# [What is being asked]
Single out each line with the word "确立新民主主义社会秩序" and copy it.

# [Saved entries]
· · · · ·

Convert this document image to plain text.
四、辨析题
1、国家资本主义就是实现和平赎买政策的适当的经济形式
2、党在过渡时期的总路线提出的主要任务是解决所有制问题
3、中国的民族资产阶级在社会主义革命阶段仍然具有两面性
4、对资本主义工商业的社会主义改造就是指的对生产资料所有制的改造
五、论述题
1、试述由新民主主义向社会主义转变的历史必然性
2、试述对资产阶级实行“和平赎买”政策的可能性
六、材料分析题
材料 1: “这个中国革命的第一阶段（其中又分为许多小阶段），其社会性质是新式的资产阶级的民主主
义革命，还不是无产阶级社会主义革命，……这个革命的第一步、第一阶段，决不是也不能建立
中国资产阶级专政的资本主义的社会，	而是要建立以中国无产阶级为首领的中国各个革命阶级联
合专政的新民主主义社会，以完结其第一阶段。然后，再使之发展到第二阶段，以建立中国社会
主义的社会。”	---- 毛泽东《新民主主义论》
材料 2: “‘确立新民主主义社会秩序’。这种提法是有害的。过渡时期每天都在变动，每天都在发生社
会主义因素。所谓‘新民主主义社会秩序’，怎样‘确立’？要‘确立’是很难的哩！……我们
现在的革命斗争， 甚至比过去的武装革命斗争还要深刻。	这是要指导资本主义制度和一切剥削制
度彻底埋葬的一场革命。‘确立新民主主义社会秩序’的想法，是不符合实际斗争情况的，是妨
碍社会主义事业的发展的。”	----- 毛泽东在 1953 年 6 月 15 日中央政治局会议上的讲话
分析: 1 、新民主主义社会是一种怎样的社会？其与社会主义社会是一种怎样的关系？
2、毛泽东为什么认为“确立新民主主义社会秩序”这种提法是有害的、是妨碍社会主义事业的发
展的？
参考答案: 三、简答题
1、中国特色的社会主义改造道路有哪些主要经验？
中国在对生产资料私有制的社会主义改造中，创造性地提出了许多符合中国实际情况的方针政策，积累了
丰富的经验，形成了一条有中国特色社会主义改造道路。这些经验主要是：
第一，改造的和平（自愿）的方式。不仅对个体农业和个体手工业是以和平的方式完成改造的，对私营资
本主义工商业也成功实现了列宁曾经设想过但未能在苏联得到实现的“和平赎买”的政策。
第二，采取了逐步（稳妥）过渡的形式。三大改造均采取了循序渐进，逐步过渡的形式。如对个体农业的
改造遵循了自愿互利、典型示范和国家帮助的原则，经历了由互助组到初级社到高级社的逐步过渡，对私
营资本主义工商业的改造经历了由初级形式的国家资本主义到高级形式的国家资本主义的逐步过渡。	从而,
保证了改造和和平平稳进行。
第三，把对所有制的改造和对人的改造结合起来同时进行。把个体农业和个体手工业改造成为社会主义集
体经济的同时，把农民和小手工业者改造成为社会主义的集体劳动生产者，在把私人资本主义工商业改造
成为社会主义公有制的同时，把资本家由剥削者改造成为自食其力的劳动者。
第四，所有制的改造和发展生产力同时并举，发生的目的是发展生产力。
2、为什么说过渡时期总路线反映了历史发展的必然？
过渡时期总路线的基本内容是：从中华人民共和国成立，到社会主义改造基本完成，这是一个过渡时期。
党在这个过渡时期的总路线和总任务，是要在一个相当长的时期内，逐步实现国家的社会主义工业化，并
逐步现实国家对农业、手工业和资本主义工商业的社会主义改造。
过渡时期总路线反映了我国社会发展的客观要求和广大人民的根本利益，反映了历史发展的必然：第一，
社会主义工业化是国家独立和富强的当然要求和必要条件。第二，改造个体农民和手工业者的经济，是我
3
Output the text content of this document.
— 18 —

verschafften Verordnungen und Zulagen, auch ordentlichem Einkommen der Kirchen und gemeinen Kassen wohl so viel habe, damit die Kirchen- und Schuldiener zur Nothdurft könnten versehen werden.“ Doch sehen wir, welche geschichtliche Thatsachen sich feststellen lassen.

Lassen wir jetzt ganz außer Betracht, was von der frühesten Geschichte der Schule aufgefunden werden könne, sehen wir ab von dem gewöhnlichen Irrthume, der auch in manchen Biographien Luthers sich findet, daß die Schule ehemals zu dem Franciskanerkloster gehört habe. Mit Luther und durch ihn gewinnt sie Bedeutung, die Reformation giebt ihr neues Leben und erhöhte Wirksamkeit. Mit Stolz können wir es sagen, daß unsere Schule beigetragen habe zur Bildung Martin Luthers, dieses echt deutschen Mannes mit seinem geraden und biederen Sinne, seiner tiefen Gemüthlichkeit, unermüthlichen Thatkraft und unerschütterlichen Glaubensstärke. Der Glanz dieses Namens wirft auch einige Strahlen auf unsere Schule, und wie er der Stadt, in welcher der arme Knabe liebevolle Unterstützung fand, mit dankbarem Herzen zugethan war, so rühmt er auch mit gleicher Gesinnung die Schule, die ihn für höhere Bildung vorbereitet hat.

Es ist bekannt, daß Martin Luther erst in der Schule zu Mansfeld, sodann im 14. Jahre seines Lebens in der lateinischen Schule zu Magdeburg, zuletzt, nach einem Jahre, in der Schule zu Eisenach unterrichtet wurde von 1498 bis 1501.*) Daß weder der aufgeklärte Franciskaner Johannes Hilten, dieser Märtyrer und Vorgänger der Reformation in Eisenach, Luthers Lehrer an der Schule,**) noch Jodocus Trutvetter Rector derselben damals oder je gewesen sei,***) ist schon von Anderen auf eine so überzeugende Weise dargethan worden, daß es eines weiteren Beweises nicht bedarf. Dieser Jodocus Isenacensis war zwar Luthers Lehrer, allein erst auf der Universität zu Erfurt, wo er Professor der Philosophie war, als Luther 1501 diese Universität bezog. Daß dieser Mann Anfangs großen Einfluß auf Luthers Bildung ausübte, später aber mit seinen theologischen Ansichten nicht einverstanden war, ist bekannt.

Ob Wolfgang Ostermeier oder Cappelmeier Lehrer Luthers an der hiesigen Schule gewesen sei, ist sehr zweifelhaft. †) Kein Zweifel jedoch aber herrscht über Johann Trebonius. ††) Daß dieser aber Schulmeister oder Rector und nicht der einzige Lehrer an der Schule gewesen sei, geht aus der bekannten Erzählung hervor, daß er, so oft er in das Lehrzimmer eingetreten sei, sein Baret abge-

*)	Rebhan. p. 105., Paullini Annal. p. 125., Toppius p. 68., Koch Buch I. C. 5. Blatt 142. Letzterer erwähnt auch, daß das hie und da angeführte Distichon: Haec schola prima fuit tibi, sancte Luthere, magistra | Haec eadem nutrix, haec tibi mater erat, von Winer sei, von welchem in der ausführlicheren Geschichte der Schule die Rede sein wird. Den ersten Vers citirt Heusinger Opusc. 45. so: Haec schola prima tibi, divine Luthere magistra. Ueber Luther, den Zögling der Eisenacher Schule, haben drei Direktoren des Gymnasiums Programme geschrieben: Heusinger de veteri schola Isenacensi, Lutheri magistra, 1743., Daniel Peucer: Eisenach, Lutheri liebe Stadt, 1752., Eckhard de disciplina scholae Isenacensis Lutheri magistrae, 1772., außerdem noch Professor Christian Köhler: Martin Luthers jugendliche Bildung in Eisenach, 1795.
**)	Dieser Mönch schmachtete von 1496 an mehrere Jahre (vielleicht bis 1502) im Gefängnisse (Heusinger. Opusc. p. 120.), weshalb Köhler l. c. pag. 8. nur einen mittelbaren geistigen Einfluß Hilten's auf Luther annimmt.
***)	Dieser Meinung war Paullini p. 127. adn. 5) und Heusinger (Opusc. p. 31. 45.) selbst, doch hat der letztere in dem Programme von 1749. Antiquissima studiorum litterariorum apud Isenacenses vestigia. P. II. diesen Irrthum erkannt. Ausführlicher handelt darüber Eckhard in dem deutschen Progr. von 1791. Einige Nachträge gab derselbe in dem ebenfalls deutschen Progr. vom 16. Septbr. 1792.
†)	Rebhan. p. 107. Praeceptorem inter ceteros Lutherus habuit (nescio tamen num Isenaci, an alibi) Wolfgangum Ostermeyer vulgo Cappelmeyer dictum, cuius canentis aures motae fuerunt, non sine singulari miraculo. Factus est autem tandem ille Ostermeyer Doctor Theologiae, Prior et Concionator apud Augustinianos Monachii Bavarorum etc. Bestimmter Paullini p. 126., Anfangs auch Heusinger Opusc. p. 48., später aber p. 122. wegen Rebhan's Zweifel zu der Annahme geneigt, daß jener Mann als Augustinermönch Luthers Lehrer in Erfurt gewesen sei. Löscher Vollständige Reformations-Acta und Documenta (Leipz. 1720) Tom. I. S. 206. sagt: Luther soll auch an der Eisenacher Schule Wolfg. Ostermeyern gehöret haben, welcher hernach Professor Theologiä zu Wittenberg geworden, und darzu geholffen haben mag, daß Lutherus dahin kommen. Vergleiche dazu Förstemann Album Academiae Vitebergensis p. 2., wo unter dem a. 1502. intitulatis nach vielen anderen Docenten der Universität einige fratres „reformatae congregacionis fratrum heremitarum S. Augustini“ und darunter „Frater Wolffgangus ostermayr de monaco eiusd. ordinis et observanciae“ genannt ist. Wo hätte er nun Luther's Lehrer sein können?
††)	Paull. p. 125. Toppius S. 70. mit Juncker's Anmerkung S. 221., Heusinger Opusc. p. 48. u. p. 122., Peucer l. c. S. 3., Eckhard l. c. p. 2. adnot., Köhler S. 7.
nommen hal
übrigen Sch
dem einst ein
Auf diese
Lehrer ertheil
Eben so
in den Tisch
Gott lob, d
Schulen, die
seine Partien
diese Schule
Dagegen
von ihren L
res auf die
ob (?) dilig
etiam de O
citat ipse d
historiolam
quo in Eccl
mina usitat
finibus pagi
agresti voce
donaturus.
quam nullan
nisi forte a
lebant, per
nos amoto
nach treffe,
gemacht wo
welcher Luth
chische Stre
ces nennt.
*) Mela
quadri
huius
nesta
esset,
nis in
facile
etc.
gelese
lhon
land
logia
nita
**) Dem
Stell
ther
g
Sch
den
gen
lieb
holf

· · · · ·

# [Result below]
材料 2: “‘确立新民主主义社会秩序’。这种提法是有害的。过渡时期每天都在变动，每天都在发生社
度彻底埋葬的一场革命。‘确立新民主主义社会秩序’的想法，是不符合实际斗争情况的，是妨
2、毛泽东为什么认为“确立新民主主义社会秩序”这种提法是有害的、是妨碍社会主义事业的发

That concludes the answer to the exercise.